======== EXERCISE MATERIAL ========
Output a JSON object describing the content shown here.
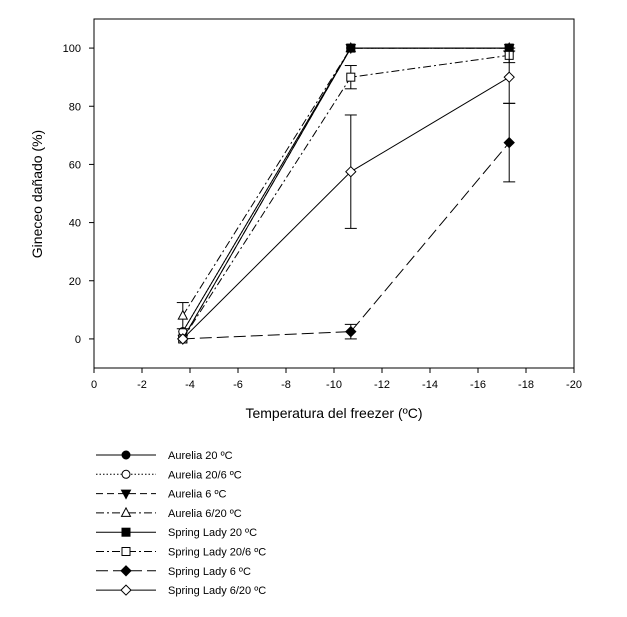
{
  "chart_data": {
    "type": "line",
    "title": "",
    "xlabel": "Temperatura del freezer (ºC)",
    "ylabel": "Gineceo dañado (%)",
    "xlim": [
      0,
      -20
    ],
    "ylim": [
      -10,
      110
    ],
    "xticks": [
      0,
      -2,
      -4,
      -6,
      -8,
      -10,
      -12,
      -14,
      -16,
      -18,
      -20
    ],
    "yticks": [
      0,
      20,
      40,
      60,
      80,
      100
    ],
    "x": [
      -3.7,
      -10.7,
      -17.3
    ],
    "grid": false,
    "legend_position": "bottom-left, below plot",
    "series": [
      {
        "name": "Aurelia 20 ºC",
        "marker": "circle-filled",
        "dash": "solid",
        "values": [
          2.5,
          100,
          100
        ],
        "errors": [
          0,
          0,
          0
        ]
      },
      {
        "name": "Aurelia 20/6 ºC",
        "marker": "circle-open",
        "dash": "dotted",
        "values": [
          2.5,
          100,
          100
        ],
        "errors": [
          0,
          0,
          0
        ]
      },
      {
        "name": "Aurelia 6 ºC",
        "marker": "tri-down-filled",
        "dash": "dashed",
        "values": [
          0,
          100,
          100
        ],
        "errors": [
          0,
          0,
          0
        ]
      },
      {
        "name": "Aurelia 6/20 ºC",
        "marker": "tri-up-open",
        "dash": "dashdot",
        "values": [
          8,
          100,
          100
        ],
        "errors": [
          4.5,
          0,
          0
        ]
      },
      {
        "name": "Spring Lady 20 ºC",
        "marker": "square-filled",
        "dash": "solid",
        "values": [
          0,
          100,
          100
        ],
        "errors": [
          0,
          0,
          0
        ]
      },
      {
        "name": "Spring Lady 20/6 ºC",
        "marker": "square-open",
        "dash": "dashdot",
        "values": [
          0,
          90,
          97.5
        ],
        "errors": [
          0,
          4,
          2.5
        ]
      },
      {
        "name": "Spring Lady 6 ºC",
        "marker": "diamond-filled",
        "dash": "longdash",
        "values": [
          0,
          2.5,
          67.5
        ],
        "errors": [
          0,
          2.5,
          13.5
        ]
      },
      {
        "name": "Spring Lady 6/20 ºC",
        "marker": "diamond-open",
        "dash": "solid",
        "values": [
          0,
          57.5,
          90
        ],
        "errors": [
          0,
          19.5,
          9
        ]
      }
    ]
  }
}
========
Retype every entry verbatim and exclude the pictures from the copy.

Output a JSON object describing the content shown here.
{
  "chart_data": {
    "type": "line",
    "title": "",
    "xlabel": "Temperatura del freezer (ºC)",
    "ylabel": "Gineceo dañado (%)",
    "xlim": [
      0,
      -20
    ],
    "ylim": [
      -10,
      110
    ],
    "xticks": [
      0,
      -2,
      -4,
      -6,
      -8,
      -10,
      -12,
      -14,
      -16,
      -18,
      -20
    ],
    "yticks": [
      0,
      20,
      40,
      60,
      80,
      100
    ],
    "x": [
      -3.7,
      -10.7,
      -17.3
    ],
    "grid": false,
    "legend_position": "bottom-left, below plot",
    "series": [
      {
        "name": "Aurelia 20 ºC",
        "marker": "circle-filled",
        "dash": "solid",
        "values": [
          2.5,
          100,
          100
        ],
        "errors": [
          0,
          0,
          0
        ]
      },
      {
        "name": "Aurelia 20/6 ºC",
        "marker": "circle-open",
        "dash": "dotted",
        "values": [
          2.5,
          100,
          100
        ],
        "errors": [
          0,
          0,
          0
        ]
      },
      {
        "name": "Aurelia 6 ºC",
        "marker": "tri-down-filled",
        "dash": "dashed",
        "values": [
          0,
          100,
          100
        ],
        "errors": [
          0,
          0,
          0
        ]
      },
      {
        "name": "Aurelia 6/20 ºC",
        "marker": "tri-up-open",
        "dash": "dashdot",
        "values": [
          8,
          100,
          100
        ],
        "errors": [
          4.5,
          0,
          0
        ]
      },
      {
        "name": "Spring Lady 20 ºC",
        "marker": "square-filled",
        "dash": "solid",
        "values": [
          0,
          100,
          100
        ],
        "errors": [
          0,
          0,
          0
        ]
      },
      {
        "name": "Spring Lady 20/6 ºC",
        "marker": "square-open",
        "dash": "dashdot",
        "values": [
          0,
          90,
          97.5
        ],
        "errors": [
          0,
          4,
          2.5
        ]
      },
      {
        "name": "Spring Lady 6 ºC",
        "marker": "diamond-filled",
        "dash": "longdash",
        "values": [
          0,
          2.5,
          67.5
        ],
        "errors": [
          0,
          2.5,
          13.5
        ]
      },
      {
        "name": "Spring Lady 6/20 ºC",
        "marker": "diamond-open",
        "dash": "solid",
        "values": [
          0,
          57.5,
          90
        ],
        "errors": [
          0,
          19.5,
          9
        ]
      }
    ]
  }
}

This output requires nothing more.